• [Task to complete] Make an exact copy of all the data.

>> Begin Data to process

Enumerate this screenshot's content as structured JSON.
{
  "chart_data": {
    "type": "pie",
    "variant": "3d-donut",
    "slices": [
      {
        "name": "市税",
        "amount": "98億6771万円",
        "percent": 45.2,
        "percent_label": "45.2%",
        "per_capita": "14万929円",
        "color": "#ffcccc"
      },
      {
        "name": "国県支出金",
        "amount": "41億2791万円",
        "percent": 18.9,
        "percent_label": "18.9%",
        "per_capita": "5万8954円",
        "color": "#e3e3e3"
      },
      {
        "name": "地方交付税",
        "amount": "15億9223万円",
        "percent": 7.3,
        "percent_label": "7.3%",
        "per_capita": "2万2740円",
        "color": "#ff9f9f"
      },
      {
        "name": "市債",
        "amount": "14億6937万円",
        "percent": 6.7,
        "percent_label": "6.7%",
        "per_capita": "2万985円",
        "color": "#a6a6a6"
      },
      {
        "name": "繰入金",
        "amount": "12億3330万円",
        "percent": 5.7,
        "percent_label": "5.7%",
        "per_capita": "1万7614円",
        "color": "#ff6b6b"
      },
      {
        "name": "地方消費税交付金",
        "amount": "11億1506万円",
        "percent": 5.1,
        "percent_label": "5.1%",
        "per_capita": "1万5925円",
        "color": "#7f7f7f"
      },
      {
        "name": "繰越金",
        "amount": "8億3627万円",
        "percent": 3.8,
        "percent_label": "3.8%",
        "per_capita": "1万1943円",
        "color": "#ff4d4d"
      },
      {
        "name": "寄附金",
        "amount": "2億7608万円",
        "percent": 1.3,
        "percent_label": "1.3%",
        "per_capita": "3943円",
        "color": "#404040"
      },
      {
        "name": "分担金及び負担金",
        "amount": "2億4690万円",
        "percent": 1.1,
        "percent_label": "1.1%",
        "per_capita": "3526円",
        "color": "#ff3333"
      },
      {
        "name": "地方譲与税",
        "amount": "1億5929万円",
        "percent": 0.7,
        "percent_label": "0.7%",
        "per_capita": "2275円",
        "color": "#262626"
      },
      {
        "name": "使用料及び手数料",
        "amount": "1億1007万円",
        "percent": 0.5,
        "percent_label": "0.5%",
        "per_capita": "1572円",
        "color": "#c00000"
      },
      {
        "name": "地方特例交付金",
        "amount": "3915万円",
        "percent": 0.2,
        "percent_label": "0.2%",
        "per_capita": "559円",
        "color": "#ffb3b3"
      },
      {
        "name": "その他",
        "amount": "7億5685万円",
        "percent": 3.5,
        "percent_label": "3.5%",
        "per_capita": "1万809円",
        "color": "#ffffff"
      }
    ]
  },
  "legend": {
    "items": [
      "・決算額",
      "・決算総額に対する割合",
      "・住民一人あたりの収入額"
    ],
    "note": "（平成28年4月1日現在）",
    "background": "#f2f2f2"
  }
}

>> End Data to process

• [Solved exercise]
Enumerate this screenshot's content as structured JSON.
{
  "chart_data": {
    "type": "pie",
    "variant": "3d-donut",
    "slices": [
      {
        "name": "市税",
        "amount": "98億6771万円",
        "percent": 45.2,
        "percent_label": "45.2%",
        "per_capita": "14万929円",
        "color": "#ffcccc"
      },
      {
        "name": "国県支出金",
        "amount": "41億2791万円",
        "percent": 18.9,
        "percent_label": "18.9%",
        "per_capita": "5万8954円",
        "color": "#e3e3e3"
      },
      {
        "name": "地方交付税",
        "amount": "15億9223万円",
        "percent": 7.3,
        "percent_label": "7.3%",
        "per_capita": "2万2740円",
        "color": "#ff9f9f"
      },
      {
        "name": "市債",
        "amount": "14億6937万円",
        "percent": 6.7,
        "percent_label": "6.7%",
        "per_capita": "2万985円",
        "color": "#a6a6a6"
      },
      {
        "name": "繰入金",
        "amount": "12億3330万円",
        "percent": 5.7,
        "percent_label": "5.7%",
        "per_capita": "1万7614円",
        "color": "#ff6b6b"
      },
      {
        "name": "地方消費税交付金",
        "amount": "11億1506万円",
        "percent": 5.1,
        "percent_label": "5.1%",
        "per_capita": "1万5925円",
        "color": "#7f7f7f"
      },
      {
        "name": "繰越金",
        "amount": "8億3627万円",
        "percent": 3.8,
        "percent_label": "3.8%",
        "per_capita": "1万1943円",
        "color": "#ff4d4d"
      },
      {
        "name": "寄附金",
        "amount": "2億7608万円",
        "percent": 1.3,
        "percent_label": "1.3%",
        "per_capita": "3943円",
        "color": "#404040"
      },
      {
        "name": "分担金及び負担金",
        "amount": "2億4690万円",
        "percent": 1.1,
        "percent_label": "1.1%",
        "per_capita": "3526円",
        "color": "#ff3333"
      },
      {
        "name": "地方譲与税",
        "amount": "1億5929万円",
        "percent": 0.7,
        "percent_label": "0.7%",
        "per_capita": "2275円",
        "color": "#262626"
      },
      {
        "name": "使用料及び手数料",
        "amount": "1億1007万円",
        "percent": 0.5,
        "percent_label": "0.5%",
        "per_capita": "1572円",
        "color": "#c00000"
      },
      {
        "name": "地方特例交付金",
        "amount": "3915万円",
        "percent": 0.2,
        "percent_label": "0.2%",
        "per_capita": "559円",
        "color": "#ffb3b3"
      },
      {
        "name": "その他",
        "amount": "7億5685万円",
        "percent": 3.5,
        "percent_label": "3.5%",
        "per_capita": "1万809円",
        "color": "#ffffff"
      }
    ]
  },
  "legend": {
    "items": [
      "・決算額",
      "・決算総額に対する割合",
      "・住民一人あたりの収入額"
    ],
    "note": "（平成28年4月1日現在）",
    "background": "#f2f2f2"
  }
}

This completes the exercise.